Records for this task:

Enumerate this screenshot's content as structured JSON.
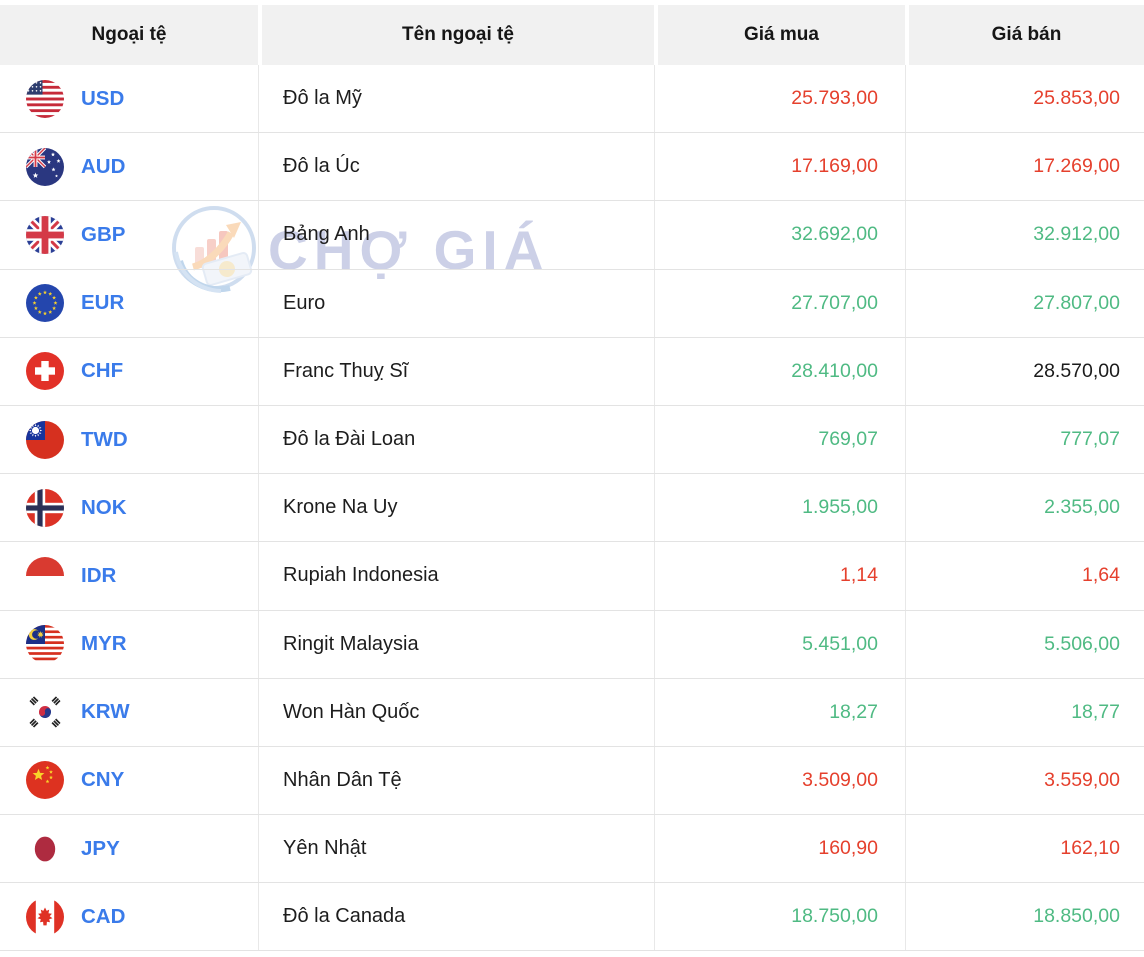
{
  "header": {
    "columns": [
      "Ngoại tệ",
      "Tên ngoại tệ",
      "Giá mua",
      "Giá bán"
    ]
  },
  "watermark": {
    "text": "CHỢ GIÁ",
    "logo": "cho-gia-logo-icon"
  },
  "colors": {
    "code_blue": "#3a7bea",
    "value_red": "#e5402d",
    "value_green": "#4fba83",
    "value_black": "#1b1b1b",
    "header_bg": "#f1f1f1",
    "watermark_text": "#c7cce5"
  },
  "rows": [
    {
      "code": "USD",
      "flag": "usd-flag-icon",
      "name": "Đô la Mỹ",
      "buy": "25.793,00",
      "sell": "25.853,00",
      "buy_color": "red",
      "sell_color": "red"
    },
    {
      "code": "AUD",
      "flag": "aud-flag-icon",
      "name": "Đô la Úc",
      "buy": "17.169,00",
      "sell": "17.269,00",
      "buy_color": "red",
      "sell_color": "red"
    },
    {
      "code": "GBP",
      "flag": "gbp-flag-icon",
      "name": "Bảng Anh",
      "buy": "32.692,00",
      "sell": "32.912,00",
      "buy_color": "green",
      "sell_color": "green"
    },
    {
      "code": "EUR",
      "flag": "eur-flag-icon",
      "name": "Euro",
      "buy": "27.707,00",
      "sell": "27.807,00",
      "buy_color": "green",
      "sell_color": "green"
    },
    {
      "code": "CHF",
      "flag": "chf-flag-icon",
      "name": "Franc Thuỵ Sĩ",
      "buy": "28.410,00",
      "sell": "28.570,00",
      "buy_color": "green",
      "sell_color": "black"
    },
    {
      "code": "TWD",
      "flag": "twd-flag-icon",
      "name": "Đô la Đài Loan",
      "buy": "769,07",
      "sell": "777,07",
      "buy_color": "green",
      "sell_color": "green"
    },
    {
      "code": "NOK",
      "flag": "nok-flag-icon",
      "name": "Krone Na Uy",
      "buy": "1.955,00",
      "sell": "2.355,00",
      "buy_color": "green",
      "sell_color": "green"
    },
    {
      "code": "IDR",
      "flag": "idr-flag-icon",
      "name": "Rupiah Indonesia",
      "buy": "1,14",
      "sell": "1,64",
      "buy_color": "red",
      "sell_color": "red"
    },
    {
      "code": "MYR",
      "flag": "myr-flag-icon",
      "name": "Ringit Malaysia",
      "buy": "5.451,00",
      "sell": "5.506,00",
      "buy_color": "green",
      "sell_color": "green"
    },
    {
      "code": "KRW",
      "flag": "krw-flag-icon",
      "name": "Won Hàn Quốc",
      "buy": "18,27",
      "sell": "18,77",
      "buy_color": "green",
      "sell_color": "green"
    },
    {
      "code": "CNY",
      "flag": "cny-flag-icon",
      "name": "Nhân Dân Tệ",
      "buy": "3.509,00",
      "sell": "3.559,00",
      "buy_color": "red",
      "sell_color": "red"
    },
    {
      "code": "JPY",
      "flag": "jpy-flag-icon",
      "name": "Yên Nhật",
      "buy": "160,90",
      "sell": "162,10",
      "buy_color": "red",
      "sell_color": "red"
    },
    {
      "code": "CAD",
      "flag": "cad-flag-icon",
      "name": "Đô la Canada",
      "buy": "18.750,00",
      "sell": "18.850,00",
      "buy_color": "green",
      "sell_color": "green"
    }
  ]
}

What is needed: Verbatim reproduction of every record is required; images are left out.

Correct response:
Enumerate this screenshot's content as structured JSON.
{
  "header": {
    "columns": [
      "Ngoại tệ",
      "Tên ngoại tệ",
      "Giá mua",
      "Giá bán"
    ]
  },
  "watermark": {
    "text": "CHỢ GIÁ",
    "logo": "cho-gia-logo-icon"
  },
  "colors": {
    "code_blue": "#3a7bea",
    "value_red": "#e5402d",
    "value_green": "#4fba83",
    "value_black": "#1b1b1b",
    "header_bg": "#f1f1f1",
    "watermark_text": "#c7cce5"
  },
  "rows": [
    {
      "code": "USD",
      "flag": "usd-flag-icon",
      "name": "Đô la Mỹ",
      "buy": "25.793,00",
      "sell": "25.853,00",
      "buy_color": "red",
      "sell_color": "red"
    },
    {
      "code": "AUD",
      "flag": "aud-flag-icon",
      "name": "Đô la Úc",
      "buy": "17.169,00",
      "sell": "17.269,00",
      "buy_color": "red",
      "sell_color": "red"
    },
    {
      "code": "GBP",
      "flag": "gbp-flag-icon",
      "name": "Bảng Anh",
      "buy": "32.692,00",
      "sell": "32.912,00",
      "buy_color": "green",
      "sell_color": "green"
    },
    {
      "code": "EUR",
      "flag": "eur-flag-icon",
      "name": "Euro",
      "buy": "27.707,00",
      "sell": "27.807,00",
      "buy_color": "green",
      "sell_color": "green"
    },
    {
      "code": "CHF",
      "flag": "chf-flag-icon",
      "name": "Franc Thuỵ Sĩ",
      "buy": "28.410,00",
      "sell": "28.570,00",
      "buy_color": "green",
      "sell_color": "black"
    },
    {
      "code": "TWD",
      "flag": "twd-flag-icon",
      "name": "Đô la Đài Loan",
      "buy": "769,07",
      "sell": "777,07",
      "buy_color": "green",
      "sell_color": "green"
    },
    {
      "code": "NOK",
      "flag": "nok-flag-icon",
      "name": "Krone Na Uy",
      "buy": "1.955,00",
      "sell": "2.355,00",
      "buy_color": "green",
      "sell_color": "green"
    },
    {
      "code": "IDR",
      "flag": "idr-flag-icon",
      "name": "Rupiah Indonesia",
      "buy": "1,14",
      "sell": "1,64",
      "buy_color": "red",
      "sell_color": "red"
    },
    {
      "code": "MYR",
      "flag": "myr-flag-icon",
      "name": "Ringit Malaysia",
      "buy": "5.451,00",
      "sell": "5.506,00",
      "buy_color": "green",
      "sell_color": "green"
    },
    {
      "code": "KRW",
      "flag": "krw-flag-icon",
      "name": "Won Hàn Quốc",
      "buy": "18,27",
      "sell": "18,77",
      "buy_color": "green",
      "sell_color": "green"
    },
    {
      "code": "CNY",
      "flag": "cny-flag-icon",
      "name": "Nhân Dân Tệ",
      "buy": "3.509,00",
      "sell": "3.559,00",
      "buy_color": "red",
      "sell_color": "red"
    },
    {
      "code": "JPY",
      "flag": "jpy-flag-icon",
      "name": "Yên Nhật",
      "buy": "160,90",
      "sell": "162,10",
      "buy_color": "red",
      "sell_color": "red"
    },
    {
      "code": "CAD",
      "flag": "cad-flag-icon",
      "name": "Đô la Canada",
      "buy": "18.750,00",
      "sell": "18.850,00",
      "buy_color": "green",
      "sell_color": "green"
    }
  ]
}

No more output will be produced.